[Source records]
((
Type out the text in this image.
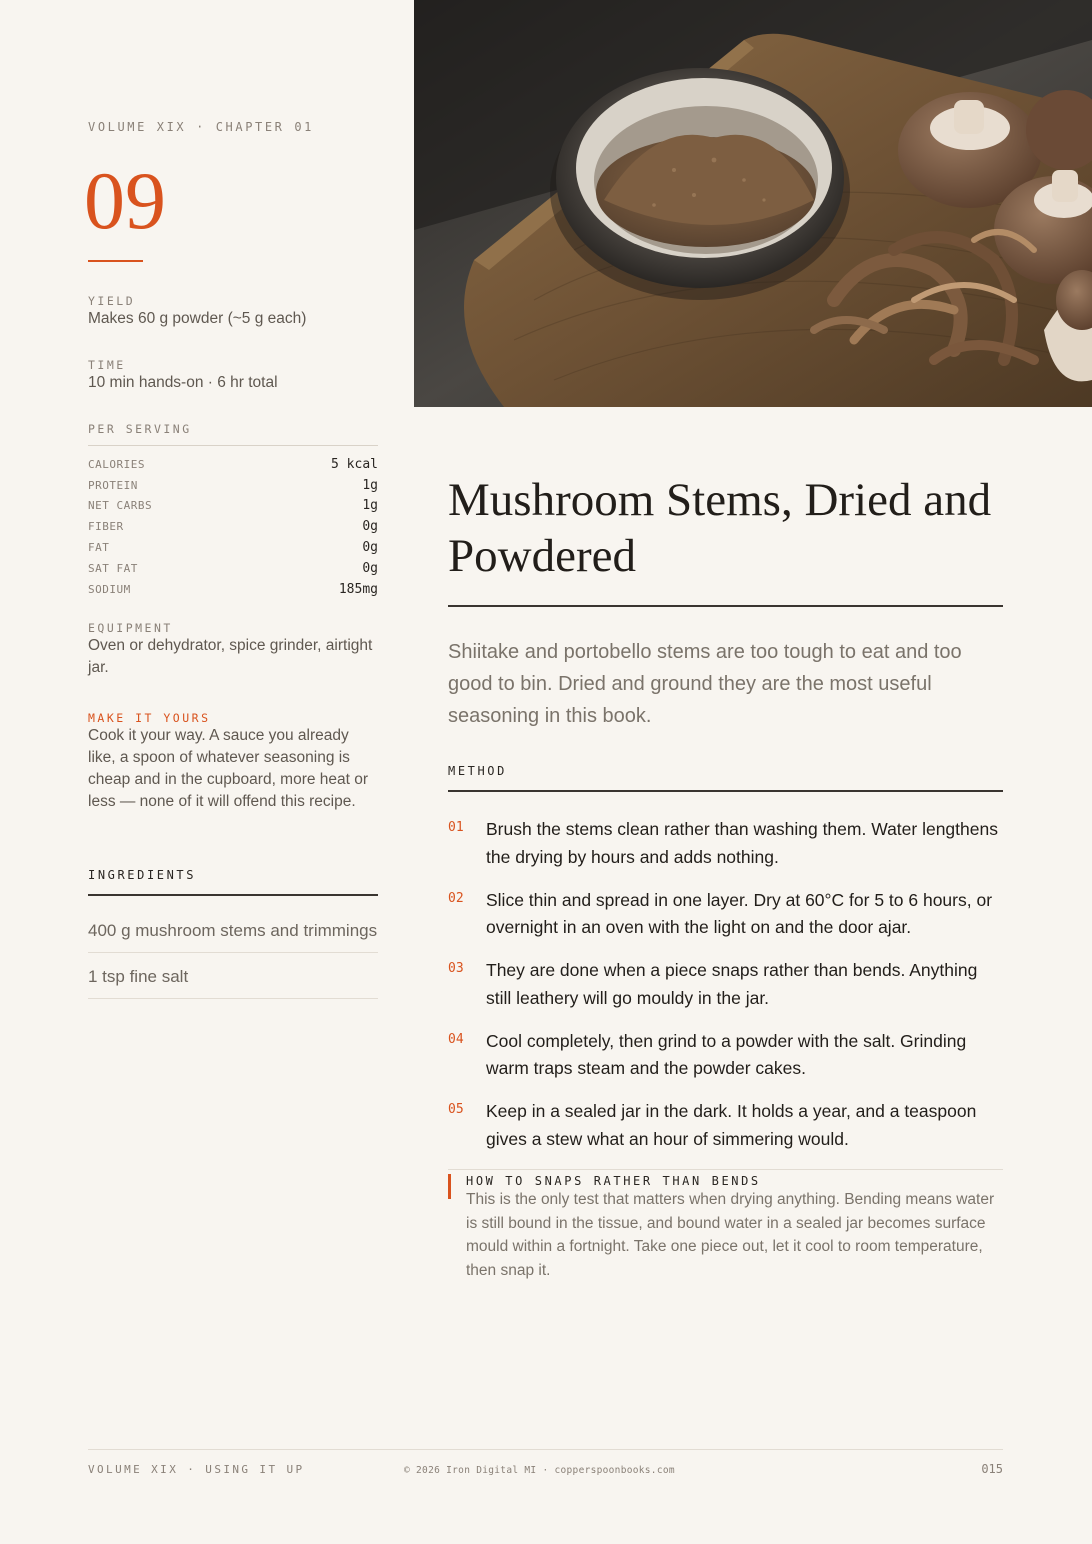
VOLUME XIX · CHAPTER 01
09
YIELD
Makes 60 g powder (~5 g each)
TIME
10 min hands-on · 6 hr total
PER SERVING
CALORIES	5 kcal
PROTEIN	1g
NET CARBS	1g
FIBER	0g
FAT	0g
SAT FAT	0g
SODIUM	185mg
EQUIPMENT
Oven or dehydrator, spice grinder, airtight jar.
MAKE IT YOURS
Cook it your way. A sauce you already like, a spoon of whatever seasoning is cheap and in the cupboard, more heat or less — none of it will offend this recipe.
INGREDIENTS
400 g mushroom stems and trimmings
1 tsp fine salt
Mushroom Stems, Dried and Powdered
Shiitake and portobello stems are too tough to eat and too good to bin. Dried and ground they are the most useful seasoning in this book.
METHOD
01	Brush the stems clean rather than washing them. Water lengthens the drying by hours and adds nothing.
02	Slice thin and spread in one layer. Dry at 60°C for 5 to 6 hours, or overnight in an oven with the light on and the door ajar.
03	They are done when a piece snaps rather than bends. Anything still leathery will go mouldy in the jar.
04	Cool completely, then grind to a powder with the salt. Grinding warm traps steam and the powder cakes.
05	Keep in a sealed jar in the dark. It holds a year, and a teaspoon gives a stew what an hour of simmering would.
HOW TO SNAPS RATHER THAN BENDS
This is the only test that matters when drying anything. Bending means water is still bound in the tissue, and bound water in a sealed jar becomes surface mould within a fortnight. Take one piece out, let it cool to room temperature, then snap it.
VOLUME XIX · USING IT UP	© 2026 Iron Digital MI · copperspoonbooks.com	015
))
Exercise brief:
Return the records above in their entirety, word for word, with the pictures removed.

Answer to this task:
Type out the text in this image.
VOLUME XIX · CHAPTER 01
09
YIELD
Makes 60 g powder (~5 g each)
TIME
10 min hands-on · 6 hr total
PER SERVING
CALORIES	5 kcal
PROTEIN	1g
NET CARBS	1g
FIBER	0g
FAT	0g
SAT FAT	0g
SODIUM	185mg
EQUIPMENT
Oven or dehydrator, spice grinder, airtight jar.
MAKE IT YOURS
Cook it your way. A sauce you already like, a spoon of whatever seasoning is cheap and in the cupboard, more heat or less — none of it will offend this recipe.
INGREDIENTS
400 g mushroom stems and trimmings
1 tsp fine salt
Mushroom Stems, Dried and Powdered
Shiitake and portobello stems are too tough to eat and too good to bin. Dried and ground they are the most useful seasoning in this book.
METHOD
01	Brush the stems clean rather than washing them. Water lengthens the drying by hours and adds nothing.
02	Slice thin and spread in one layer. Dry at 60°C for 5 to 6 hours, or overnight in an oven with the light on and the door ajar.
03	They are done when a piece snaps rather than bends. Anything still leathery will go mouldy in the jar.
04	Cool completely, then grind to a powder with the salt. Grinding warm traps steam and the powder cakes.
05	Keep in a sealed jar in the dark. It holds a year, and a teaspoon gives a stew what an hour of simmering would.
HOW TO SNAPS RATHER THAN BENDS
This is the only test that matters when drying anything. Bending means water is still bound in the tissue, and bound water in a sealed jar becomes surface mould within a fortnight. Take one piece out, let it cool to room temperature, then snap it.
VOLUME XIX · USING IT UP	© 2026 Iron Digital MI · copperspoonbooks.com	015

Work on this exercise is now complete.